(Given problem) Write the records out again, precisely as they stand.

(Entries shown)

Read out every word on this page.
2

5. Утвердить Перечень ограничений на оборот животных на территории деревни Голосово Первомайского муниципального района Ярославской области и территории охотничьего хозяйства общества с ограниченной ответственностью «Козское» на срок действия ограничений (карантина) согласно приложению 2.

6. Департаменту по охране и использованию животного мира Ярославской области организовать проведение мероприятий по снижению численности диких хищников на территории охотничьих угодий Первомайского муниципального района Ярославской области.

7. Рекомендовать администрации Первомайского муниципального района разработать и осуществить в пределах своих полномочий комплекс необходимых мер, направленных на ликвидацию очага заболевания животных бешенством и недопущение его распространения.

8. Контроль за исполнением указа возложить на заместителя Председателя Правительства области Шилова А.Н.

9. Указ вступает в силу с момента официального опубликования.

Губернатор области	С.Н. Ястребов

(Expected answer)
Read out every word on this page.
2

5. Утвердить Перечень ограничений на оборот животных на территории деревни Голосово Первомайского муниципального района Ярославской области и территории охотничьего хозяйства общества с ограниченной ответственностью «Козское» на срок действия ограничений (карантина) согласно приложению 2.

6. Департаменту по охране и использованию животного мира Ярославской области организовать проведение мероприятий по снижению численности диких хищников на территории охотничьих угодий Первомайского муниципального района Ярославской области.

7. Рекомендовать администрации Первомайского муниципального района разработать и осуществить в пределах своих полномочий комплекс необходимых мер, направленных на ликвидацию очага заболевания животных бешенством и недопущение его распространения.

8. Контроль за исполнением указа возложить на заместителя Председателя Правительства области Шилова А.Н.

9. Указ вступает в силу с момента официального опубликования.

Губернатор области	С.Н. Ястребов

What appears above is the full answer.